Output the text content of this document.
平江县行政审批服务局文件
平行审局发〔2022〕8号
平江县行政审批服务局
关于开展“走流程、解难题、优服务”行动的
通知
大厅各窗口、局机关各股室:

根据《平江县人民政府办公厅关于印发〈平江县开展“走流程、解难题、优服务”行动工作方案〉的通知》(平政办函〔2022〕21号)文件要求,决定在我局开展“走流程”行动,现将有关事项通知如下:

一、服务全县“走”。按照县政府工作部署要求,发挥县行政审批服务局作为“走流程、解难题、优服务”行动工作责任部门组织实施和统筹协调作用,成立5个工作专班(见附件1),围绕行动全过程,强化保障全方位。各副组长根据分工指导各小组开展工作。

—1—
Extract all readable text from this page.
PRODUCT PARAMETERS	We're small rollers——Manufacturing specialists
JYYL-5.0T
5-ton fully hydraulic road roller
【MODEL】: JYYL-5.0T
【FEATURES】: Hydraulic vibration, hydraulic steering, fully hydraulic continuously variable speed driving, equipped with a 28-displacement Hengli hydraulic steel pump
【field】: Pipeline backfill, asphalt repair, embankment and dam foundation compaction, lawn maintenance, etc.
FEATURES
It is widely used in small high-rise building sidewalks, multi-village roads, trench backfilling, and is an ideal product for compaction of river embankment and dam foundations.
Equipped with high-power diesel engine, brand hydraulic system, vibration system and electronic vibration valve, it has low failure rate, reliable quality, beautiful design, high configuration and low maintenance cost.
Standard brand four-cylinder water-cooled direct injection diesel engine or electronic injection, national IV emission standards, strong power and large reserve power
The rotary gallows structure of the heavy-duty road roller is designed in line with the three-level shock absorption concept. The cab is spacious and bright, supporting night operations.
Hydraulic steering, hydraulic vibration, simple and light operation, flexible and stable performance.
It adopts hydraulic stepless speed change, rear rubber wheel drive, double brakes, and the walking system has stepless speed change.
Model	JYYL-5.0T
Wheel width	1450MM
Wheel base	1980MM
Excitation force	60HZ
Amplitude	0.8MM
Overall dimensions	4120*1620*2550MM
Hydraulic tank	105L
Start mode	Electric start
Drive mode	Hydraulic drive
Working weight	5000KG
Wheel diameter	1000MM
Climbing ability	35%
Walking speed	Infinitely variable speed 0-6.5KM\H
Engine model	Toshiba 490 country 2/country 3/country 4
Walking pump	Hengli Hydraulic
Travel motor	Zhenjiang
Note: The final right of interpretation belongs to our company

WHAT YOU SHOULD DO: Find the string "speed" in the records, then copy each line where it occurs.

WRITTEN ANSWER:
【FEATURES】: Hydraulic vibration, hydraulic steering, fully hydraulic continuously variable speed driving, equipped with a 28-displacement Hengli hydraulic steel pump
It adopts hydraulic stepless speed change, rear rubber wheel drive, double brakes, and the walking system has stepless speed change.
Walking speed	Infinitely variable speed 0-6.5KM\H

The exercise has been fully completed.